§ GIVEN EXERCISE
Copy all of the material exactly. Pictures are not to appear in the copy.

--- START ENTRIES ---

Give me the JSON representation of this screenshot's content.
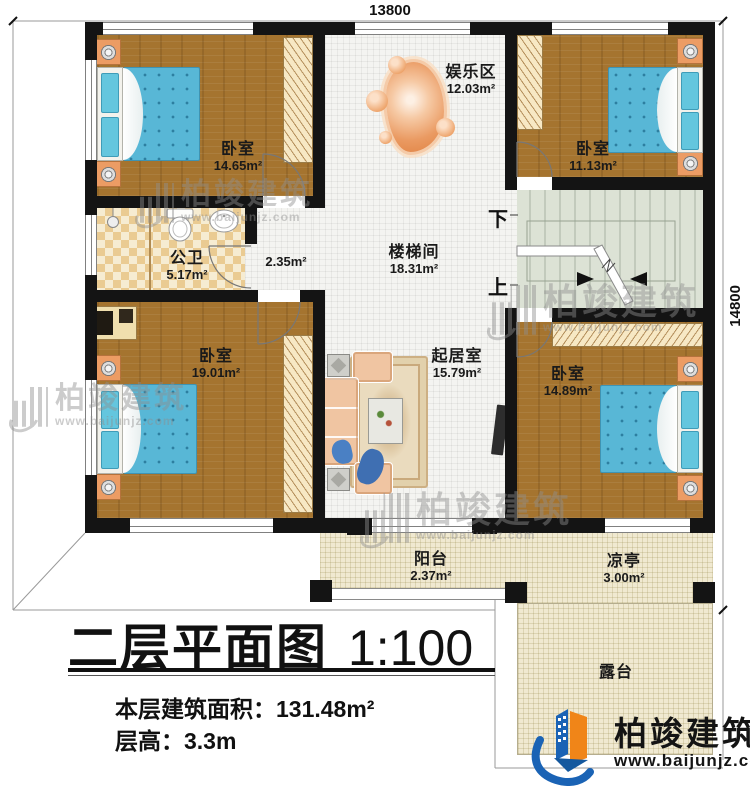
{
  "dimensions": {
    "width_label": "13800",
    "height_label": "14800"
  },
  "rooms": {
    "bedroom_tl": {
      "name": "卧室",
      "area": "14.65m²"
    },
    "bedroom_tr": {
      "name": "卧室",
      "area": "11.13m²"
    },
    "bedroom_ml": {
      "name": "卧室",
      "area": "19.01m²"
    },
    "bedroom_mr": {
      "name": "卧室",
      "area": "14.89m²"
    },
    "bathroom": {
      "name": "公卫",
      "area": "5.17m²"
    },
    "hallway": {
      "area": "2.35m²"
    },
    "entertainment": {
      "name": "娱乐区",
      "area": "12.03m²"
    },
    "stairwell": {
      "name": "楼梯间",
      "area": "18.31m²"
    },
    "living": {
      "name": "起居室",
      "area": "15.79m²"
    },
    "balcony": {
      "name": "阳台",
      "area": "2.37m²"
    },
    "pavilion": {
      "name": "凉亭",
      "area": "3.00m²"
    },
    "terrace": {
      "name": "露台"
    }
  },
  "stairs": {
    "down_label": "下",
    "up_label": "上"
  },
  "title": {
    "main": "二层平面图",
    "scale": "1:100",
    "area_line_label": "本层建筑面积：",
    "area_line_value": "131.48m²",
    "floor_height_label": "层高：",
    "floor_height_value": "3.3m"
  },
  "brand": {
    "name": "柏竣建筑",
    "website": "www.baijunjz.com"
  },
  "watermark": {
    "name": "柏竣建筑",
    "website": "www.baijunjz.com"
  },
  "colors": {
    "wall": "#141414",
    "wood_floor": "#a5742f",
    "tile_white": "#f4f4f1",
    "tile_beige": "#f0e9d1",
    "stair_green": "#dce2d5",
    "bathroom_tile": "#eacb92",
    "accent_blue": "#1a63b5",
    "accent_orange": "#f08518",
    "bed_blue": "#58b7d6",
    "furniture_peach": "#f0c5a2"
  }
}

--- END ENTRIES ---

§ ANSWER TO THIS EXERCISE
Give me the JSON representation of this screenshot's content.
{
  "dimensions": {
    "width_label": "13800",
    "height_label": "14800"
  },
  "rooms": {
    "bedroom_tl": {
      "name": "卧室",
      "area": "14.65m²"
    },
    "bedroom_tr": {
      "name": "卧室",
      "area": "11.13m²"
    },
    "bedroom_ml": {
      "name": "卧室",
      "area": "19.01m²"
    },
    "bedroom_mr": {
      "name": "卧室",
      "area": "14.89m²"
    },
    "bathroom": {
      "name": "公卫",
      "area": "5.17m²"
    },
    "hallway": {
      "area": "2.35m²"
    },
    "entertainment": {
      "name": "娱乐区",
      "area": "12.03m²"
    },
    "stairwell": {
      "name": "楼梯间",
      "area": "18.31m²"
    },
    "living": {
      "name": "起居室",
      "area": "15.79m²"
    },
    "balcony": {
      "name": "阳台",
      "area": "2.37m²"
    },
    "pavilion": {
      "name": "凉亭",
      "area": "3.00m²"
    },
    "terrace": {
      "name": "露台"
    }
  },
  "stairs": {
    "down_label": "下",
    "up_label": "上"
  },
  "title": {
    "main": "二层平面图",
    "scale": "1:100",
    "area_line_label": "本层建筑面积：",
    "area_line_value": "131.48m²",
    "floor_height_label": "层高：",
    "floor_height_value": "3.3m"
  },
  "brand": {
    "name": "柏竣建筑",
    "website": "www.baijunjz.com"
  },
  "watermark": {
    "name": "柏竣建筑",
    "website": "www.baijunjz.com"
  },
  "colors": {
    "wall": "#141414",
    "wood_floor": "#a5742f",
    "tile_white": "#f4f4f1",
    "tile_beige": "#f0e9d1",
    "stair_green": "#dce2d5",
    "bathroom_tile": "#eacb92",
    "accent_blue": "#1a63b5",
    "accent_orange": "#f08518",
    "bed_blue": "#58b7d6",
    "furniture_peach": "#f0c5a2"
  }
}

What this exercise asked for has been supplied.